*MATERIAL FOR THIS EXERCISE*
··········
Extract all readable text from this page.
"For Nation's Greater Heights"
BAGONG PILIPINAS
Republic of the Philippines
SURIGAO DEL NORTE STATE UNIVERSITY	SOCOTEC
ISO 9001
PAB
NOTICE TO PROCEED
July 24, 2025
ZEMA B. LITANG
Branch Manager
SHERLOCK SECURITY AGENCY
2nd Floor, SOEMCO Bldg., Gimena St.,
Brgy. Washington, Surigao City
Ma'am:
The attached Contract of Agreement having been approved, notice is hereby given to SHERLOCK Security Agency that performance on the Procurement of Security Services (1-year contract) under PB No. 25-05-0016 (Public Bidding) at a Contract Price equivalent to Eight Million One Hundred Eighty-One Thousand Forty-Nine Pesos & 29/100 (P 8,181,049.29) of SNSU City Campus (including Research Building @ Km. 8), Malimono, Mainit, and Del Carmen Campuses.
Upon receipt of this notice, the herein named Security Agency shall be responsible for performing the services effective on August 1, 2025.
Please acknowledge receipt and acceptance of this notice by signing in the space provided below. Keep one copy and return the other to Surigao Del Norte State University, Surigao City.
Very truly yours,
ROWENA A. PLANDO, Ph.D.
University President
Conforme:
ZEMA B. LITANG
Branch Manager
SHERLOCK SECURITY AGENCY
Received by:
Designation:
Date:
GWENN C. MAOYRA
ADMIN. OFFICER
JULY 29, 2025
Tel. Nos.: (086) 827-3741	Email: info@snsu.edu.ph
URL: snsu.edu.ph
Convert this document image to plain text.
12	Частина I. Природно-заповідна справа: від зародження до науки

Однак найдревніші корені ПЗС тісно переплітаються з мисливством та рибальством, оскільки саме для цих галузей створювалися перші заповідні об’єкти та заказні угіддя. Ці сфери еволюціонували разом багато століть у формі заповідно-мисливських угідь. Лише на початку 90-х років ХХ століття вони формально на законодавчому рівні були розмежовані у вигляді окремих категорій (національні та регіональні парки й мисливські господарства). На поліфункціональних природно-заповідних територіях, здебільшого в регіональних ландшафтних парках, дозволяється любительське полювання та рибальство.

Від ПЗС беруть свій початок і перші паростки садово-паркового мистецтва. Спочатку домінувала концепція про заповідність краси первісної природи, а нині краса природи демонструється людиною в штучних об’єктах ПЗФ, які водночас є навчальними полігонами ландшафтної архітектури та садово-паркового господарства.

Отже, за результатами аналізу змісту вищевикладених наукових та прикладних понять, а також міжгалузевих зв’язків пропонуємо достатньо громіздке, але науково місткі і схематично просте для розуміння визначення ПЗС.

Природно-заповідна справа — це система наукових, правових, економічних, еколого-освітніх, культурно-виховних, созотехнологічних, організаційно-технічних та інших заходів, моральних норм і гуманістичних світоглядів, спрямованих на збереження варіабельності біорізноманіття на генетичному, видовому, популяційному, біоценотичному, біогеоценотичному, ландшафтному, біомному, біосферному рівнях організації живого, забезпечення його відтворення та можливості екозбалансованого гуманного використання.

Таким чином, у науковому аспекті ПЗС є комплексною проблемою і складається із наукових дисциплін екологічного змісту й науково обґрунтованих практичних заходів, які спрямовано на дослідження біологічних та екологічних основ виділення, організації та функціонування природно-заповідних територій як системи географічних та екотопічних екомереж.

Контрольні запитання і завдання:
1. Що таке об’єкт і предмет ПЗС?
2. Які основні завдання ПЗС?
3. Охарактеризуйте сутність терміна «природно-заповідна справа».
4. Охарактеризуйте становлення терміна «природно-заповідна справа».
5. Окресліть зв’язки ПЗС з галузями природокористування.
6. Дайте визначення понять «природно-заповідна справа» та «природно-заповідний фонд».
··········
*WRITTEN PROBLEM*
Count how many lines above carry the word "receipt". Only the number is required.

*TASK ANSWER*
2